- [What is expected]: Single out the lines that include the word "page". Copy them.

[Dataset excerpt]
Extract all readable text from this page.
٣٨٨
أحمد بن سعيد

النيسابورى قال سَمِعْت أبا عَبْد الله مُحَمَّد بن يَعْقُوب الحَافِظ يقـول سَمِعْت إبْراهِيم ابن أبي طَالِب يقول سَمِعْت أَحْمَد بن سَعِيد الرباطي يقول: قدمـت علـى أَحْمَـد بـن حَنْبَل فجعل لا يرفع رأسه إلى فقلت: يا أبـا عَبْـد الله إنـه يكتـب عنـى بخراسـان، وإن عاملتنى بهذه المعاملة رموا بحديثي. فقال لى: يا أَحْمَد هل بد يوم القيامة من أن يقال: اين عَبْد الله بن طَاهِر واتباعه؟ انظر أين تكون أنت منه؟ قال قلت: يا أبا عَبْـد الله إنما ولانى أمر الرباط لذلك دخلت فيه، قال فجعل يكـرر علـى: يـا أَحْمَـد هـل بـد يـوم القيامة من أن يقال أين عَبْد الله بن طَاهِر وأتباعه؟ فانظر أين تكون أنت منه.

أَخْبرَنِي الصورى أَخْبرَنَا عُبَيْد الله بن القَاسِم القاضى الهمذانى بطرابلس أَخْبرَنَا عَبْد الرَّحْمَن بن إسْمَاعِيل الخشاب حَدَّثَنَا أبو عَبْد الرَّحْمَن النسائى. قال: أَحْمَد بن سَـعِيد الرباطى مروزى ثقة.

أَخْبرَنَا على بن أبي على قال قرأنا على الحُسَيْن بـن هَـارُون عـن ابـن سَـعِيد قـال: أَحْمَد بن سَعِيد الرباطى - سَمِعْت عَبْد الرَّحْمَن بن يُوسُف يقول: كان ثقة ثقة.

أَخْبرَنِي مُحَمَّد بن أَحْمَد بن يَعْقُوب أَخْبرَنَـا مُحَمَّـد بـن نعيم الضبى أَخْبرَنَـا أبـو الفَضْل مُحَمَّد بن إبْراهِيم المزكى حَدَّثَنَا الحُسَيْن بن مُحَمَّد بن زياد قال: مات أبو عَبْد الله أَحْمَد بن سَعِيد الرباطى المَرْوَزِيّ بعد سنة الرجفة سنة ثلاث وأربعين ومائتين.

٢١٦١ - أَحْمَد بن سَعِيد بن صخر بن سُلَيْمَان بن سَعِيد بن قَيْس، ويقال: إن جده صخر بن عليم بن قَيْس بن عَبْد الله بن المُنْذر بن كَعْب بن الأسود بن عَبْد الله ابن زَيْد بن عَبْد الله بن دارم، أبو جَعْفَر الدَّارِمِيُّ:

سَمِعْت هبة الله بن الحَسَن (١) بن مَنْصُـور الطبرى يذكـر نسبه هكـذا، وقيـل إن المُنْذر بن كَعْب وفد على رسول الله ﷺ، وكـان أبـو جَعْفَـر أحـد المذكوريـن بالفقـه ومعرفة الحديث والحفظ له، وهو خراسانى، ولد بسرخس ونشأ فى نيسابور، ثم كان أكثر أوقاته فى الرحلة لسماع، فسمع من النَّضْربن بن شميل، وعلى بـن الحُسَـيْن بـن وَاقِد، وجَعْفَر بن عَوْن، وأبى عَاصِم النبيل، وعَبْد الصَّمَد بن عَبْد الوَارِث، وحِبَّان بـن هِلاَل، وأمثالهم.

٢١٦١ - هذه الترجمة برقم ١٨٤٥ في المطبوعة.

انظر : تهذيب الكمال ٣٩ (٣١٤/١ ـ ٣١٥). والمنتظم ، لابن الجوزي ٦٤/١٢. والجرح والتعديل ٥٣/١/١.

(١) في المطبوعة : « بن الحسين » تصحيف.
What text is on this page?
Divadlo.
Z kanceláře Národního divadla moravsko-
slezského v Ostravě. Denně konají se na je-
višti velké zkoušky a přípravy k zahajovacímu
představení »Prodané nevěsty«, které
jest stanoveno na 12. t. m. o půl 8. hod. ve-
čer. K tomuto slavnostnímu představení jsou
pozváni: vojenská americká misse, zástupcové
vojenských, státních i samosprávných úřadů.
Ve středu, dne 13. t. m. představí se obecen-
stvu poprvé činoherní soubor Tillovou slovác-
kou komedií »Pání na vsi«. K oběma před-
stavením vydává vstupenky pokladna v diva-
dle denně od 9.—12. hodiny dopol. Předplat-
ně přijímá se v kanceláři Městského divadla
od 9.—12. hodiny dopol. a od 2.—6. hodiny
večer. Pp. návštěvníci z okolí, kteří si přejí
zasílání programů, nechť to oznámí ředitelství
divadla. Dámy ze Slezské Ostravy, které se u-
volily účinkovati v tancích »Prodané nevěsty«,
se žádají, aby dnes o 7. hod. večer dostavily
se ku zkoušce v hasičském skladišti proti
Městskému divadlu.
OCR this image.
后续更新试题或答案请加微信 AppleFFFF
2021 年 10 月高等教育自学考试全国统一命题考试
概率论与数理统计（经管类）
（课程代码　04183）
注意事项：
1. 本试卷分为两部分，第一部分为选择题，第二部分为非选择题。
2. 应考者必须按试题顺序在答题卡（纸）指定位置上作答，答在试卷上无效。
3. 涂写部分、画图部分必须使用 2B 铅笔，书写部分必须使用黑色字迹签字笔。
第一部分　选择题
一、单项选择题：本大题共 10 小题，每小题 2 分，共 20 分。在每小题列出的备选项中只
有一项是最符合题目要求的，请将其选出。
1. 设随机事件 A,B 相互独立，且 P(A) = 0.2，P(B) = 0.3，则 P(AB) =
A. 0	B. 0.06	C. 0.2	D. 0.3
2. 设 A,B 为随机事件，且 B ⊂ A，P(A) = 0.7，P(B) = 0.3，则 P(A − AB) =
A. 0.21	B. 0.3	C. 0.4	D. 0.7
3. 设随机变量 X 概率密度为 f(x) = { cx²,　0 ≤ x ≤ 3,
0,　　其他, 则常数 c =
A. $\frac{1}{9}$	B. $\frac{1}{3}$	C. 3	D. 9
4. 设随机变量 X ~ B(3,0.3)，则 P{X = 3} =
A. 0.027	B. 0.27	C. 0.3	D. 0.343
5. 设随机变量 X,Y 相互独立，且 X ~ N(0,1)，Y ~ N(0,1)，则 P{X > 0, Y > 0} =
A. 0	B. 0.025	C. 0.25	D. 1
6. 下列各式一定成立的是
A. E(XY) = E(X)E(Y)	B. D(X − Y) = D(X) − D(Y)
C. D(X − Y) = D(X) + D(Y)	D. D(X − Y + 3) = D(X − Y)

- [Solution]:
Extract all readable text from this page.
What text is on this page?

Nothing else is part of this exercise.